■ GOAL
Count the lines in the records below that contain the string "resistor". Reply with the number only.
* * *
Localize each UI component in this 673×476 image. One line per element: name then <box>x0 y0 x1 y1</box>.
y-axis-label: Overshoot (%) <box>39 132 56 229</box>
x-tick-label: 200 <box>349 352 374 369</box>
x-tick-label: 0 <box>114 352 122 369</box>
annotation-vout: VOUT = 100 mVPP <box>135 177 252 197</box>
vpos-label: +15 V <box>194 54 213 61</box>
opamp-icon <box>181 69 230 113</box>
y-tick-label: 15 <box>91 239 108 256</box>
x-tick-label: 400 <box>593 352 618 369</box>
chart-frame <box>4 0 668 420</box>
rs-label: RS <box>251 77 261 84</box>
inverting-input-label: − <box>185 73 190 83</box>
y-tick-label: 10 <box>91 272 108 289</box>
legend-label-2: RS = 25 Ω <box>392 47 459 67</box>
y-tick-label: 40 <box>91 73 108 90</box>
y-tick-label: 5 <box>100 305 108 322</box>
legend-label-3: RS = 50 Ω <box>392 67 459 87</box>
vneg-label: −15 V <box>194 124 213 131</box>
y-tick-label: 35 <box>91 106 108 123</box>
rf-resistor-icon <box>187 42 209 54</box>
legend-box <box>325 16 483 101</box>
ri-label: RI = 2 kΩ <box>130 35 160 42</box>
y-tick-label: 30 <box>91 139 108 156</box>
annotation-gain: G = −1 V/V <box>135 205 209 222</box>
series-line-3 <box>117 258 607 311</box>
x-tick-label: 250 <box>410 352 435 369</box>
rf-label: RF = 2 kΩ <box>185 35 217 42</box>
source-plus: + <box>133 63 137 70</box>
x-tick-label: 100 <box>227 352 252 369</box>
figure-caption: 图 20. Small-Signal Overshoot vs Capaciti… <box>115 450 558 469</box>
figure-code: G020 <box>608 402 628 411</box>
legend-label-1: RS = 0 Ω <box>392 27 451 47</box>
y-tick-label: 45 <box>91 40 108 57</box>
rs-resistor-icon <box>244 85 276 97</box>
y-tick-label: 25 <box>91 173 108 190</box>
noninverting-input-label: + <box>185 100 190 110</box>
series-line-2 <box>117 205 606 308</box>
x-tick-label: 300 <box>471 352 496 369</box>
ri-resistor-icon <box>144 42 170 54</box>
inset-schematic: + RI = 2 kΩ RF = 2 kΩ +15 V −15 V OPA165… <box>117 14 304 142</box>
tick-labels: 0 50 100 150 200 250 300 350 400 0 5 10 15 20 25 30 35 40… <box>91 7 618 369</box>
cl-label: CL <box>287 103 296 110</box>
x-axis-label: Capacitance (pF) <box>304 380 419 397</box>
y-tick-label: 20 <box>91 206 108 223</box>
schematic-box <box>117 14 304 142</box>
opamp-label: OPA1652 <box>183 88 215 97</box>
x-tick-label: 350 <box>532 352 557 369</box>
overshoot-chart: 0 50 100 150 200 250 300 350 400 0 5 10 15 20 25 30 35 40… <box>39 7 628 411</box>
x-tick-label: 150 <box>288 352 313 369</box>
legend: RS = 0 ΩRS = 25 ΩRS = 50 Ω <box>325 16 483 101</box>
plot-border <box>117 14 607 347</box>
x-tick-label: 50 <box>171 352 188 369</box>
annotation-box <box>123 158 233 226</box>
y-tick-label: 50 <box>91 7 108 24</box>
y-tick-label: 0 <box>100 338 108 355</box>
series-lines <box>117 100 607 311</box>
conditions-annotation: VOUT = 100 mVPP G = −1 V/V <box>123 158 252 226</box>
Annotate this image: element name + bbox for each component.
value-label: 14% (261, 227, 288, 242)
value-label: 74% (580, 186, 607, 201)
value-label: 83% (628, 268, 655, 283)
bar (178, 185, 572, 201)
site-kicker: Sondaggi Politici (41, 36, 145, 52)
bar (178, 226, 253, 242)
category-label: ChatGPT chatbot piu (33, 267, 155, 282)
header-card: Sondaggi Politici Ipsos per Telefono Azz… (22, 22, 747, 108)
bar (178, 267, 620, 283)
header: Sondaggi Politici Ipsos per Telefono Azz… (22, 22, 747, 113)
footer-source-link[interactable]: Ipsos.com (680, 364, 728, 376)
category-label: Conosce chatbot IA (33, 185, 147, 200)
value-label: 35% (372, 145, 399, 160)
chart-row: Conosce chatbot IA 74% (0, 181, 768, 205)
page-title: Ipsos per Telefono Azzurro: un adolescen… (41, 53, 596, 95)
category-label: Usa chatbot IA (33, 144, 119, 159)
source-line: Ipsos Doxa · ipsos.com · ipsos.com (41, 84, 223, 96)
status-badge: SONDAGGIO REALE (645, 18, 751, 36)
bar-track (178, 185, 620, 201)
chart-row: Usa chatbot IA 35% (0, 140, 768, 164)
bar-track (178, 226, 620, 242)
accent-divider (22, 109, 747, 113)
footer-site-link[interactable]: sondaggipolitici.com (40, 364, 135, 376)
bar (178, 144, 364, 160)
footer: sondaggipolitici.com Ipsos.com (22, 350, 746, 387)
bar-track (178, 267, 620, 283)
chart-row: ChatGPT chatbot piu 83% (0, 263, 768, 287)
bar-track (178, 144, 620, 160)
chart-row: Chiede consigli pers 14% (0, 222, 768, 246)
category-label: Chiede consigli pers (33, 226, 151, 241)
* * *
■ REPLY
3